[Data items]

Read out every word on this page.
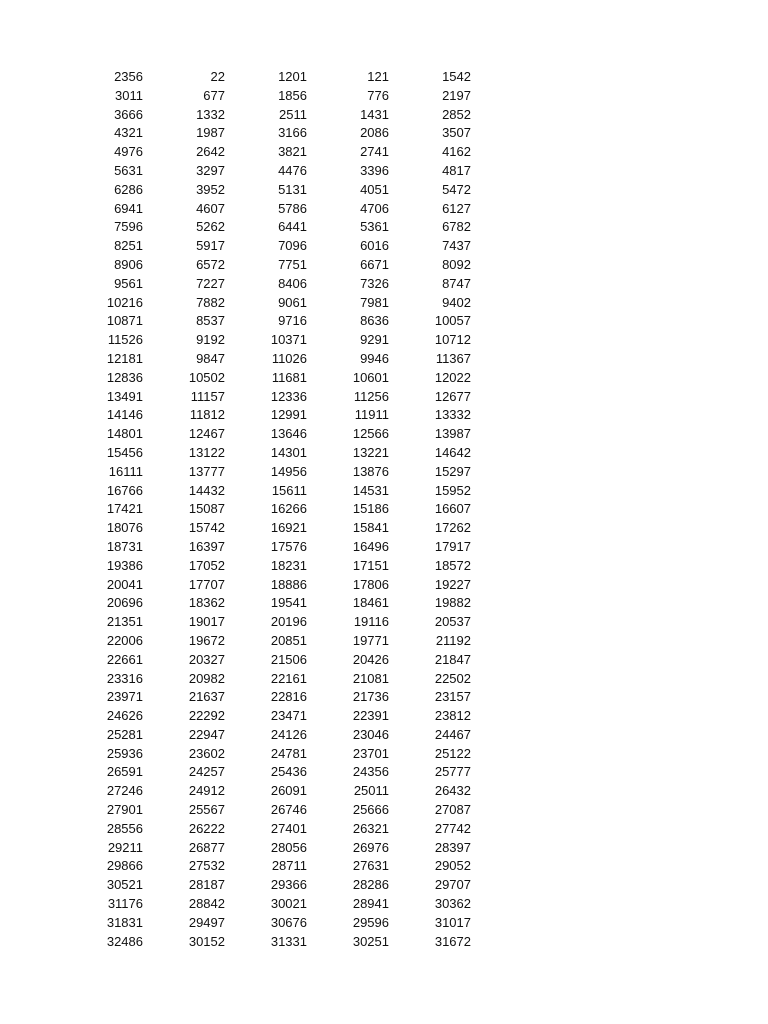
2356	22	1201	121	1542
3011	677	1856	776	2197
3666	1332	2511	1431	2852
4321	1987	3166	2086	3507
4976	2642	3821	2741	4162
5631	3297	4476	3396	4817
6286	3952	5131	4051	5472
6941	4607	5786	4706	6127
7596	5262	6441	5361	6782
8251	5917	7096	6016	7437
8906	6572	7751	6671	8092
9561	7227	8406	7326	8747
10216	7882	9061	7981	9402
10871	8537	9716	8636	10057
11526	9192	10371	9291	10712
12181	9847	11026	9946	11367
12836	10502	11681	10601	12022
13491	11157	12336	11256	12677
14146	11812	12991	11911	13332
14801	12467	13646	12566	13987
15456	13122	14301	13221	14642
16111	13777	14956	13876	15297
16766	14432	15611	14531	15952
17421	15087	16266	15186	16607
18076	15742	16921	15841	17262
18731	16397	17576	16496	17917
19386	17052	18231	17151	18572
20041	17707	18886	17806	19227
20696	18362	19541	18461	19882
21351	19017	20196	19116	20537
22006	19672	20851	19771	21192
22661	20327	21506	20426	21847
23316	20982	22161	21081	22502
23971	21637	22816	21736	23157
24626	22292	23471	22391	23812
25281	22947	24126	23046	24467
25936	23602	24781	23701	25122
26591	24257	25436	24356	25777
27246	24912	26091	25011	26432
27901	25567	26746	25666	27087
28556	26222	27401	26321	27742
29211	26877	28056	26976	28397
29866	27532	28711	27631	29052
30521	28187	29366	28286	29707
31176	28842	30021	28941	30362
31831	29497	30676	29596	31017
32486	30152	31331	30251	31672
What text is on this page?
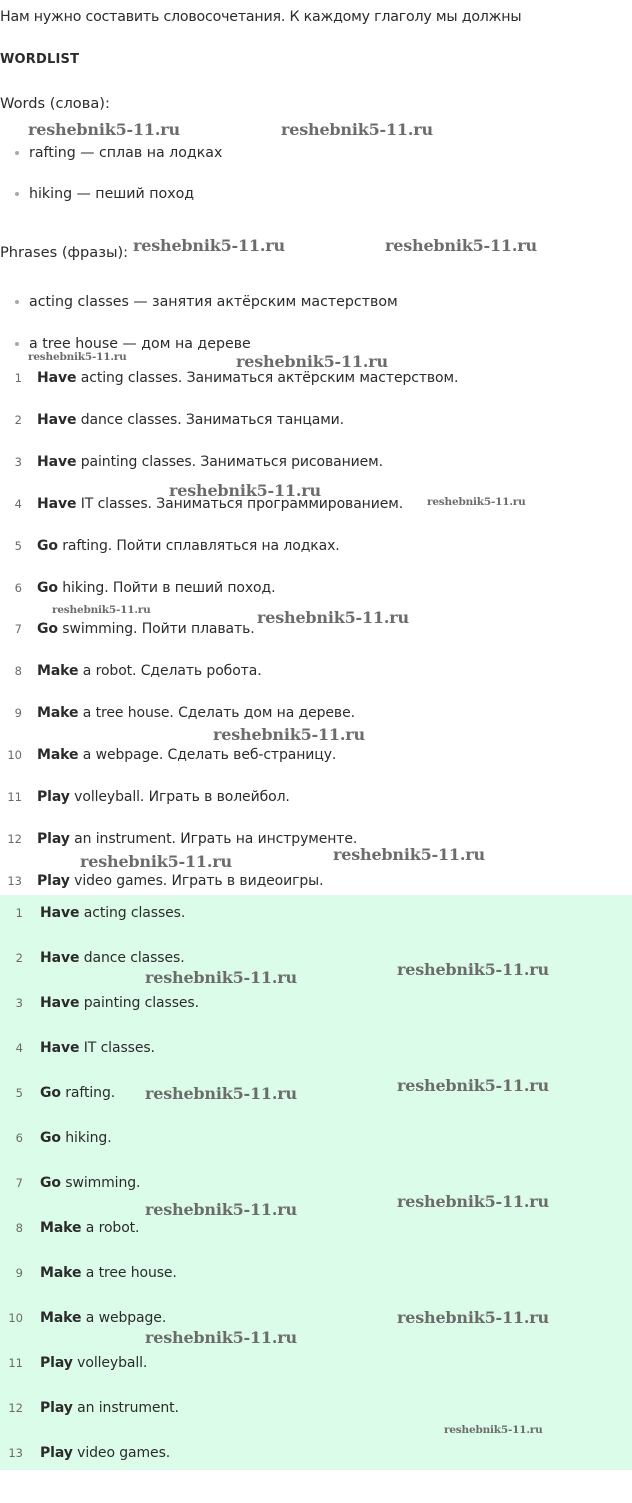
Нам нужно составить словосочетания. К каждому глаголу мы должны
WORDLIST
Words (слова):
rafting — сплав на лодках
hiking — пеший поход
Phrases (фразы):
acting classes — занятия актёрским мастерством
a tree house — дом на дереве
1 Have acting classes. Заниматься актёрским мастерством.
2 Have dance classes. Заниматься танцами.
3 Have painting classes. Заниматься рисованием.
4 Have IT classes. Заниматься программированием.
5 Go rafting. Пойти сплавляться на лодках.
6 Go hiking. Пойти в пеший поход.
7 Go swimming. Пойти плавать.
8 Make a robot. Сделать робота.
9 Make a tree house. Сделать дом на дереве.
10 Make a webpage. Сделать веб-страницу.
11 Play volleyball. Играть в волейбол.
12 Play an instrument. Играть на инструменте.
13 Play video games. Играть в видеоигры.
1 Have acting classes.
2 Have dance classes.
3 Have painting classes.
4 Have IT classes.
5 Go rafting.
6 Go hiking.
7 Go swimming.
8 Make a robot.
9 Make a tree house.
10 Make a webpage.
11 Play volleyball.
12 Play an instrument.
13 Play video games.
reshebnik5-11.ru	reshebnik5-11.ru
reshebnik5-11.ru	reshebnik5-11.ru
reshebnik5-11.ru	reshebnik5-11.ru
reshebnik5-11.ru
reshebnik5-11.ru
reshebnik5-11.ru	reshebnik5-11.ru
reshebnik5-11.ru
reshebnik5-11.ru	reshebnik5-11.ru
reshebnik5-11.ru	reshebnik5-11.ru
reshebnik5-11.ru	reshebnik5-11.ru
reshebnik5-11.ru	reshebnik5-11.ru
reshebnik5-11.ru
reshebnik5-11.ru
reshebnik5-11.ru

◆ Instructions to follow ◆
Report only the count of lines that include the string "пеший".

◆ Response ◆
2